Data records
* Start *

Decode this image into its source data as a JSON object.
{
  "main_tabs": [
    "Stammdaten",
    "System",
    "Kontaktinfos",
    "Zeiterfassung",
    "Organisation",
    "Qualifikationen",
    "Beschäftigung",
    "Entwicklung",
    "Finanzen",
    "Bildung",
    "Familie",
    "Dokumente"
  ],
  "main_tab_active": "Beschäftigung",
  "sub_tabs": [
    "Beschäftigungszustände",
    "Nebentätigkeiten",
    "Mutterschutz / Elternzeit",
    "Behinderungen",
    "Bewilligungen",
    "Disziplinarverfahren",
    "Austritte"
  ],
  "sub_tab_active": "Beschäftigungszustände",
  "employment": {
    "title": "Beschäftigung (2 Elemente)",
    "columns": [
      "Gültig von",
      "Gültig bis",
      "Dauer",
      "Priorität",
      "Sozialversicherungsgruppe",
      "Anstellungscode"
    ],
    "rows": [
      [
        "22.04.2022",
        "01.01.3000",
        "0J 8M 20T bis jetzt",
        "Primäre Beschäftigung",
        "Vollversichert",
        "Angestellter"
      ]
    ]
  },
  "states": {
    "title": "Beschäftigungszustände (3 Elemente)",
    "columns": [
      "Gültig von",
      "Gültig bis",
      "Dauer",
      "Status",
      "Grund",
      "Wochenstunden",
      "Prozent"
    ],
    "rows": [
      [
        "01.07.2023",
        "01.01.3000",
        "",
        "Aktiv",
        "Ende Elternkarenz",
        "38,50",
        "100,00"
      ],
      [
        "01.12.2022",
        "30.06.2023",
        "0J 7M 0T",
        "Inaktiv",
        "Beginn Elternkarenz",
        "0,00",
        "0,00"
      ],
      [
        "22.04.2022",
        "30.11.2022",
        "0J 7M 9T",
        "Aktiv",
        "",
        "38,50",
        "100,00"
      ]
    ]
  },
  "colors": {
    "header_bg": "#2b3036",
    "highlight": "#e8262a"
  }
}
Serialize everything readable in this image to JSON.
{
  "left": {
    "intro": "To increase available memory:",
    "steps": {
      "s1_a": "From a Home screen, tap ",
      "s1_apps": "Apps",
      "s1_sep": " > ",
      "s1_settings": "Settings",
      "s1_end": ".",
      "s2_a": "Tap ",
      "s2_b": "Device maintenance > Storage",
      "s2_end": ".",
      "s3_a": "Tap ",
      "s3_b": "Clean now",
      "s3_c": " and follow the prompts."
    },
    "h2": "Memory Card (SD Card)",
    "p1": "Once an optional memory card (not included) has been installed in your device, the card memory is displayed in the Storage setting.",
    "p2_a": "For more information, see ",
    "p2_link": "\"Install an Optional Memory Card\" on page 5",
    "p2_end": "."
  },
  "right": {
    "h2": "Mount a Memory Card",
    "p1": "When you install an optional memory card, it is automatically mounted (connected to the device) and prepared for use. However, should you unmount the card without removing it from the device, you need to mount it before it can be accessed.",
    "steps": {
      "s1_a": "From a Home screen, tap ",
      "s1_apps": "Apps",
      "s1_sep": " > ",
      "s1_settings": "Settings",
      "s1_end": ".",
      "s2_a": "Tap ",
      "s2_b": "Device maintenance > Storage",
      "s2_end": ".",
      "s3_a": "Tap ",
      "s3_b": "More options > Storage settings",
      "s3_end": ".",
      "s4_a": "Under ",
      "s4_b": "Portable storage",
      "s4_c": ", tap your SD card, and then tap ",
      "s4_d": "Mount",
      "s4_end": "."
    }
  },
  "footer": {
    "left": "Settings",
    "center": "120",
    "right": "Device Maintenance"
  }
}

* End *

= Directions for this task =
Output all of the data again. Match it exactly.

= Written answer =
Decode this image into its source data as a JSON object.
{
  "main_tabs": [
    "Stammdaten",
    "System",
    "Kontaktinfos",
    "Zeiterfassung",
    "Organisation",
    "Qualifikationen",
    "Beschäftigung",
    "Entwicklung",
    "Finanzen",
    "Bildung",
    "Familie",
    "Dokumente"
  ],
  "main_tab_active": "Beschäftigung",
  "sub_tabs": [
    "Beschäftigungszustände",
    "Nebentätigkeiten",
    "Mutterschutz / Elternzeit",
    "Behinderungen",
    "Bewilligungen",
    "Disziplinarverfahren",
    "Austritte"
  ],
  "sub_tab_active": "Beschäftigungszustände",
  "employment": {
    "title": "Beschäftigung (2 Elemente)",
    "columns": [
      "Gültig von",
      "Gültig bis",
      "Dauer",
      "Priorität",
      "Sozialversicherungsgruppe",
      "Anstellungscode"
    ],
    "rows": [
      [
        "22.04.2022",
        "01.01.3000",
        "0J 8M 20T bis jetzt",
        "Primäre Beschäftigung",
        "Vollversichert",
        "Angestellter"
      ]
    ]
  },
  "states": {
    "title": "Beschäftigungszustände (3 Elemente)",
    "columns": [
      "Gültig von",
      "Gültig bis",
      "Dauer",
      "Status",
      "Grund",
      "Wochenstunden",
      "Prozent"
    ],
    "rows": [
      [
        "01.07.2023",
        "01.01.3000",
        "",
        "Aktiv",
        "Ende Elternkarenz",
        "38,50",
        "100,00"
      ],
      [
        "01.12.2022",
        "30.06.2023",
        "0J 7M 0T",
        "Inaktiv",
        "Beginn Elternkarenz",
        "0,00",
        "0,00"
      ],
      [
        "22.04.2022",
        "30.11.2022",
        "0J 7M 9T",
        "Aktiv",
        "",
        "38,50",
        "100,00"
      ]
    ]
  },
  "colors": {
    "header_bg": "#2b3036",
    "highlight": "#e8262a"
  }
}
Serialize everything readable in this image to JSON.
{
  "left": {
    "intro": "To increase available memory:",
    "steps": {
      "s1_a": "From a Home screen, tap ",
      "s1_apps": "Apps",
      "s1_sep": " > ",
      "s1_settings": "Settings",
      "s1_end": ".",
      "s2_a": "Tap ",
      "s2_b": "Device maintenance > Storage",
      "s2_end": ".",
      "s3_a": "Tap ",
      "s3_b": "Clean now",
      "s3_c": " and follow the prompts."
    },
    "h2": "Memory Card (SD Card)",
    "p1": "Once an optional memory card (not included) has been installed in your device, the card memory is displayed in the Storage setting.",
    "p2_a": "For more information, see ",
    "p2_link": "\"Install an Optional Memory Card\" on page 5",
    "p2_end": "."
  },
  "right": {
    "h2": "Mount a Memory Card",
    "p1": "When you install an optional memory card, it is automatically mounted (connected to the device) and prepared for use. However, should you unmount the card without removing it from the device, you need to mount it before it can be accessed.",
    "steps": {
      "s1_a": "From a Home screen, tap ",
      "s1_apps": "Apps",
      "s1_sep": " > ",
      "s1_settings": "Settings",
      "s1_end": ".",
      "s2_a": "Tap ",
      "s2_b": "Device maintenance > Storage",
      "s2_end": ".",
      "s3_a": "Tap ",
      "s3_b": "More options > Storage settings",
      "s3_end": ".",
      "s4_a": "Under ",
      "s4_b": "Portable storage",
      "s4_c": ", tap your SD card, and then tap ",
      "s4_d": "Mount",
      "s4_end": "."
    }
  },
  "footer": {
    "left": "Settings",
    "center": "120",
    "right": "Device Maintenance"
  }
}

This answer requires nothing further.